■ Required task ■
Copy all the entries word for word, but omit the pictures.

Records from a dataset
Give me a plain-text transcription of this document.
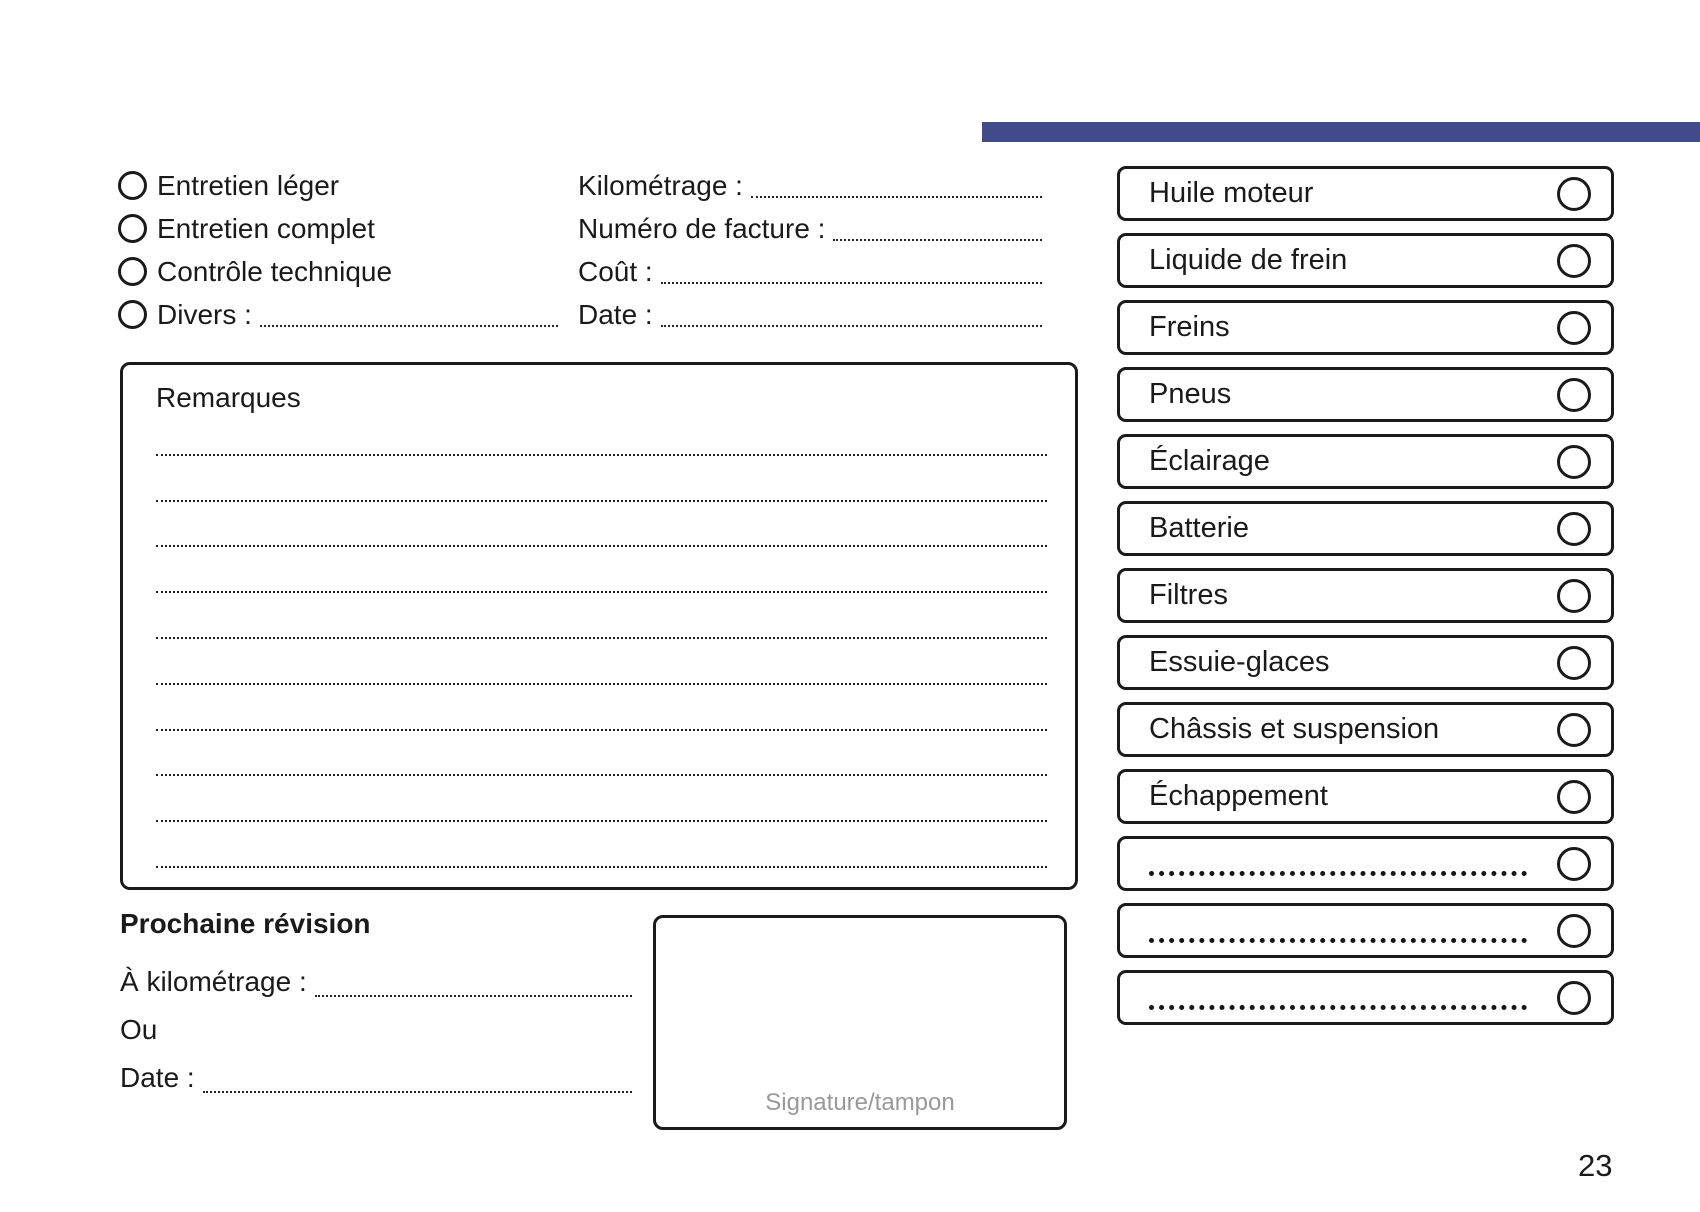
Entretien léger
Entretien complet
Contrôle technique
Divers :
Kilométrage :
Numéro de facture :
Coût :
Date :
Remarques
Prochaine révision
À kilométrage :
Ou
Date :
Signature/tampon
Huile moteur
Liquide de frein
Freins
Pneus
Éclairage
Batterie
Filtres
Essuie-glaces
Châssis et suspension
Échappement
23
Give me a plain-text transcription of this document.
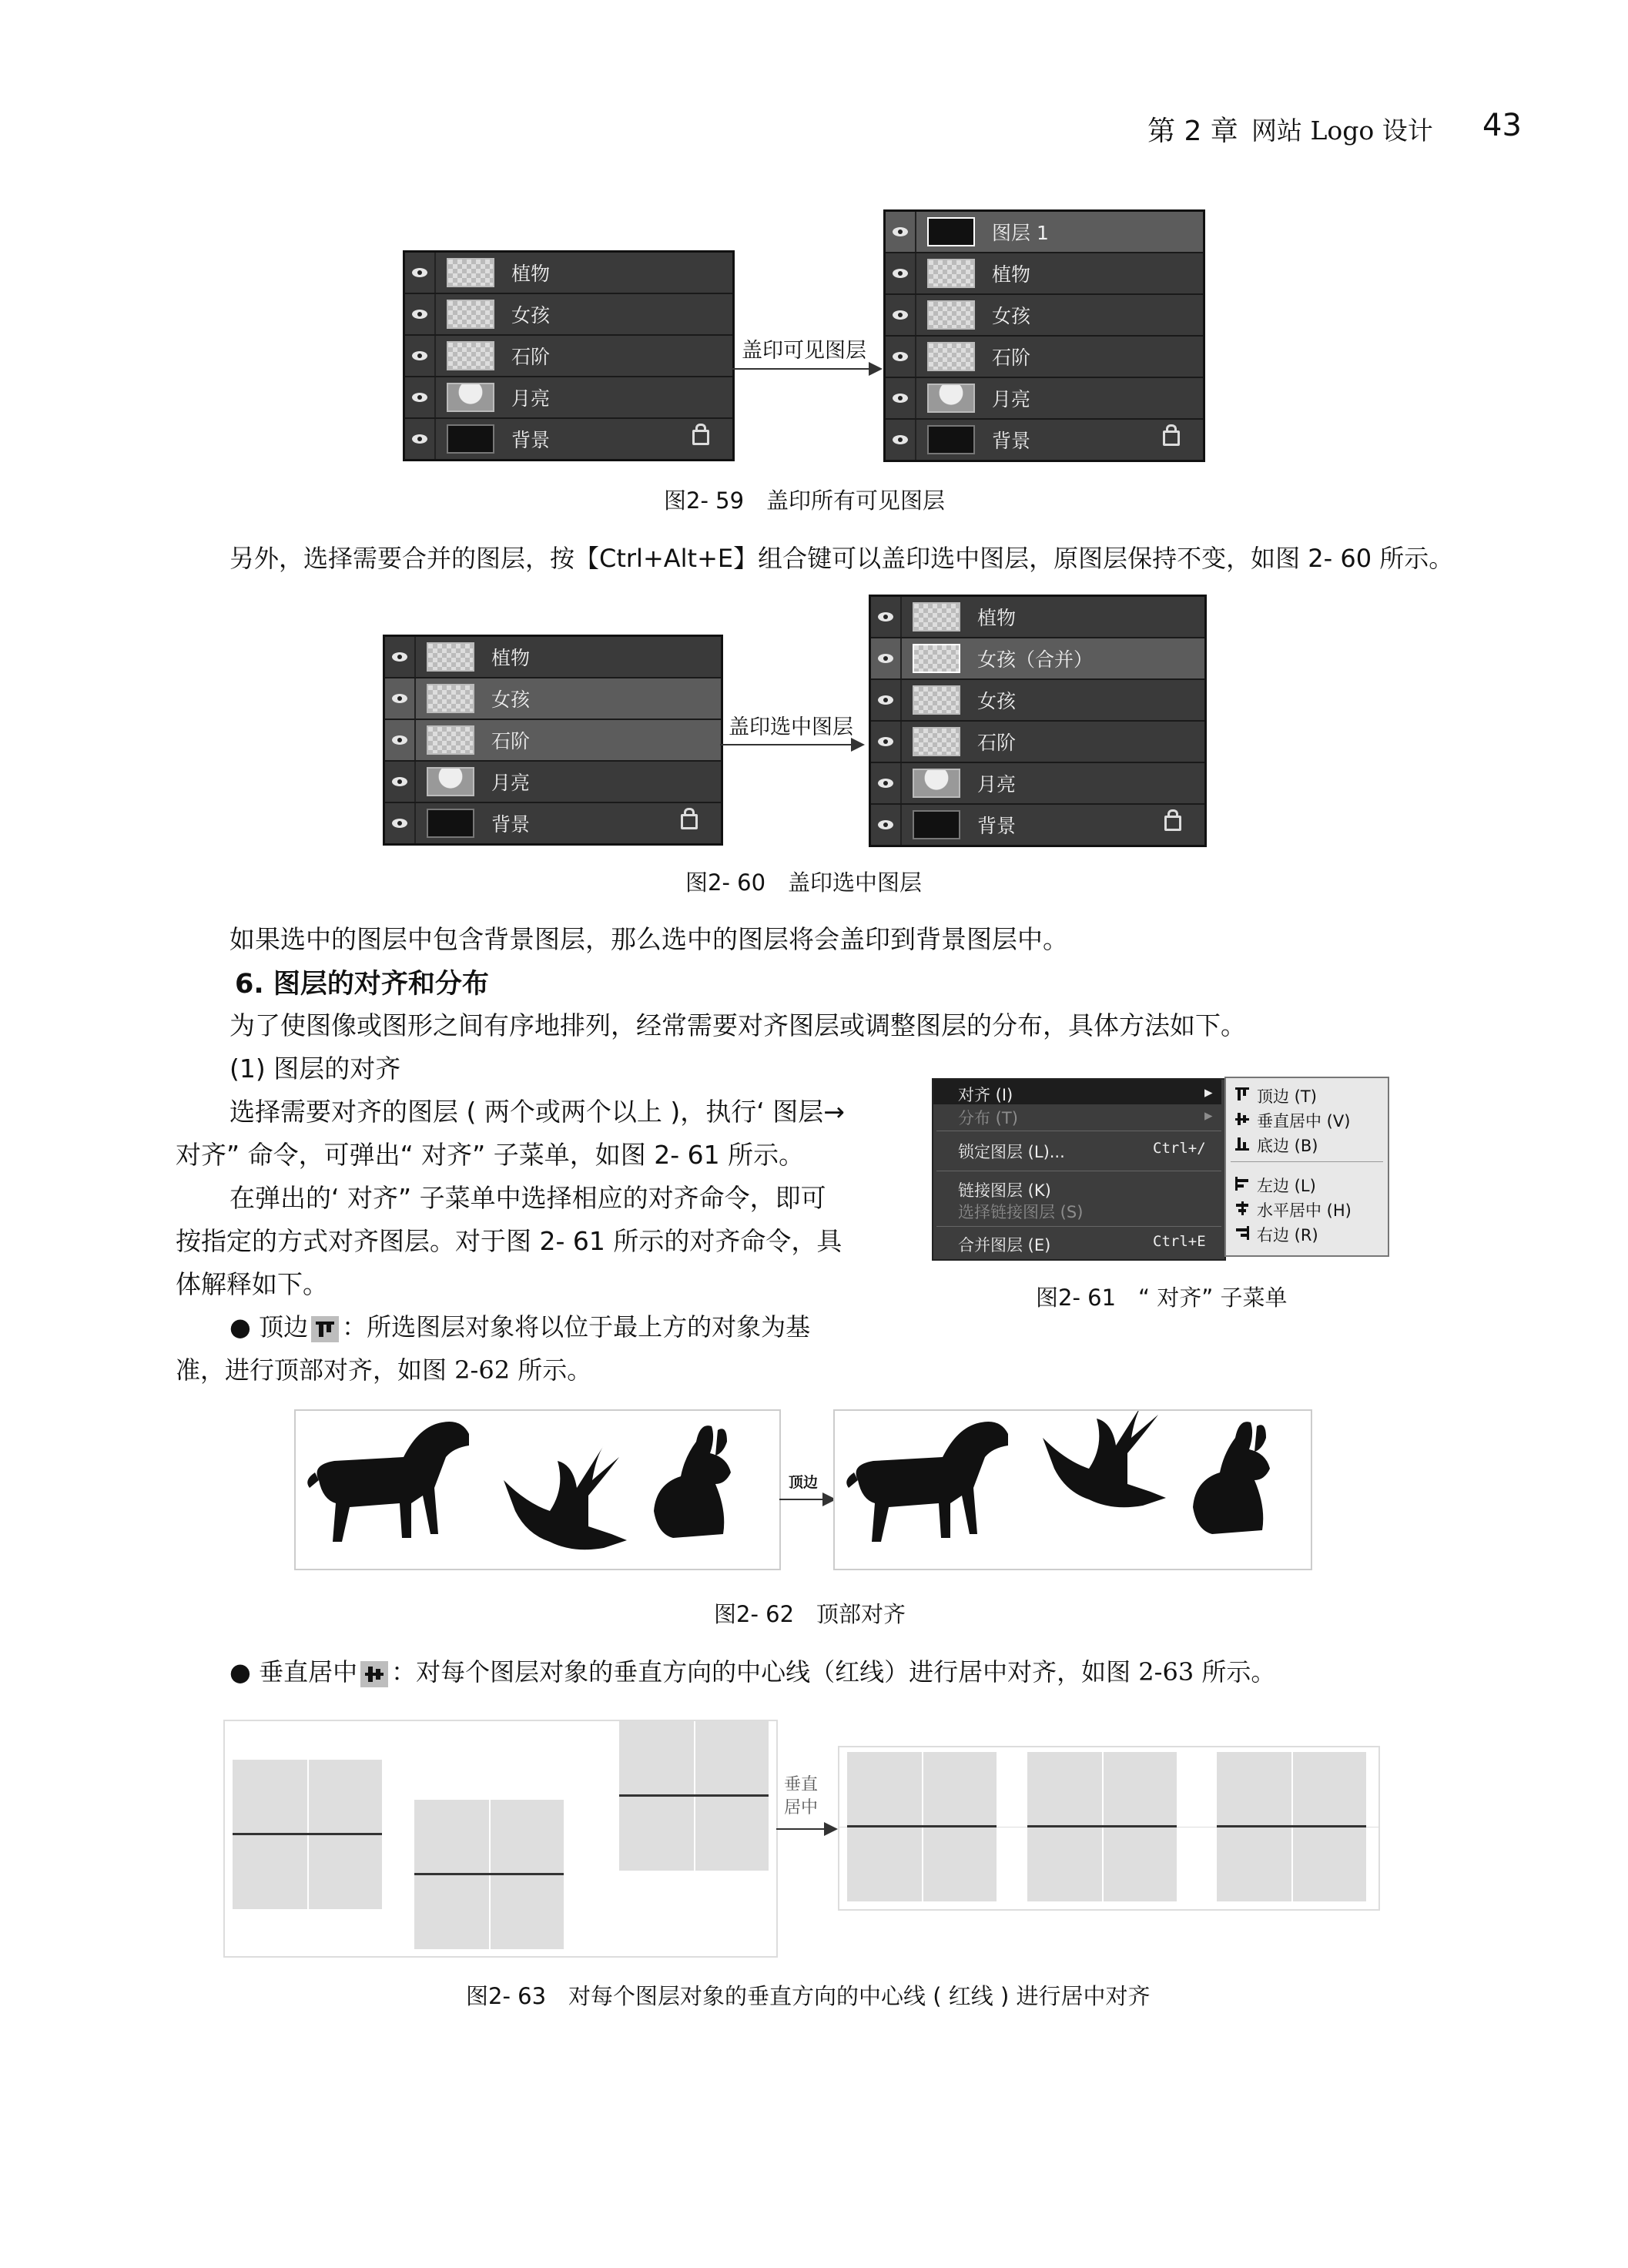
第 2 章 网站 Logo 设计 43
植物
女孩
石阶
月亮
背景
盖印可见图层
图层 1
植物
女孩
石阶
月亮
背景
图2- 59　盖印所有可见图层
另外，选择需要合并的图层，按【Ctrl+Alt+E】组合键可以盖印选中图层，原图层保持不变，如图 2- 60 所示。
植物
女孩
石阶
月亮
背景
盖印选中图层
植物
女孩（合并）
女孩
石阶
月亮
背景
图2- 60　盖印选中图层
如果选中的图层中包含背景图层，那么选中的图层将会盖印到背景图层中。
6. 图层的对齐和分布
为了使图像或图形之间有序地排列，经常需要对齐图层或调整图层的分布，具体方法如下。
(1) 图层的对齐
选择需要对齐的图层 ( 两个或两个以上 )，执行‘ 图层→
对齐” 命令，可弹出“ 对齐” 子菜单，如图 2- 61 所示。
在弹出的‘ 对齐” 子菜单中选择相应的对齐命令，即可
按指定的方式对齐图层。对于图 2- 61 所示的对齐命令，具
体解释如下。
● 顶边 ：所选图层对象将以位于最上方的对象为基
准，进行顶部对齐，如图 2-62 所示。
对齐 (I)	▸
分布 (T)	▸
锁定图层 (L)...	Ctrl+/
链接图层 (K)
选择链接图层 (S)
合并图层 (E)	Ctrl+E
顶边 (T)
垂直居中 (V)
底边 (B)
左边 (L)
水平居中 (H)
右边 (R)
图2- 61　“ 对齐” 子菜单
顶边
图2- 62　顶部对齐
● 垂直居中 ：对每个图层对象的垂直方向的中心线（红线）进行居中对齐，如图 2-63 所示。
垂直
居中
图2- 63　对每个图层对象的垂直方向的中心线 ( 红线 ) 进行居中对齐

■ Result below ■
Give me a plain-text transcription of this document.
Entretien léger
Entretien complet
Contrôle technique
Divers :
Kilométrage :
Numéro de facture :
Coût :
Date :
Remarques
Prochaine révision
À kilométrage :
Ou
Date :
Signature/tampon
Huile moteur
Liquide de frein
Freins
Pneus
Éclairage
Batterie
Filtres
Essuie-glaces
Châssis et suspension
Échappement
23
Give me a plain-text transcription of this document.
第 2 章 网站 Logo 设计 43
植物
女孩
石阶
月亮
背景
盖印可见图层
图层 1
植物
女孩
石阶
月亮
背景
图2- 59　盖印所有可见图层
另外，选择需要合并的图层，按【Ctrl+Alt+E】组合键可以盖印选中图层，原图层保持不变，如图 2- 60 所示。
植物
女孩
石阶
月亮
背景
盖印选中图层
植物
女孩（合并）
女孩
石阶
月亮
背景
图2- 60　盖印选中图层
如果选中的图层中包含背景图层，那么选中的图层将会盖印到背景图层中。
6. 图层的对齐和分布
为了使图像或图形之间有序地排列，经常需要对齐图层或调整图层的分布，具体方法如下。
(1) 图层的对齐
选择需要对齐的图层 ( 两个或两个以上 )，执行‘ 图层→
对齐” 命令，可弹出“ 对齐” 子菜单，如图 2- 61 所示。
在弹出的‘ 对齐” 子菜单中选择相应的对齐命令，即可
按指定的方式对齐图层。对于图 2- 61 所示的对齐命令，具
体解释如下。
● 顶边 ：所选图层对象将以位于最上方的对象为基
准，进行顶部对齐，如图 2-62 所示。
对齐 (I)	▸
分布 (T)	▸
锁定图层 (L)...	Ctrl+/
链接图层 (K)
选择链接图层 (S)
合并图层 (E)	Ctrl+E
顶边 (T)
垂直居中 (V)
底边 (B)
左边 (L)
水平居中 (H)
右边 (R)
图2- 61　“ 对齐” 子菜单
顶边
图2- 62　顶部对齐
● 垂直居中 ：对每个图层对象的垂直方向的中心线（红线）进行居中对齐，如图 2-63 所示。
垂直
居中
图2- 63　对每个图层对象的垂直方向的中心线 ( 红线 ) 进行居中对齐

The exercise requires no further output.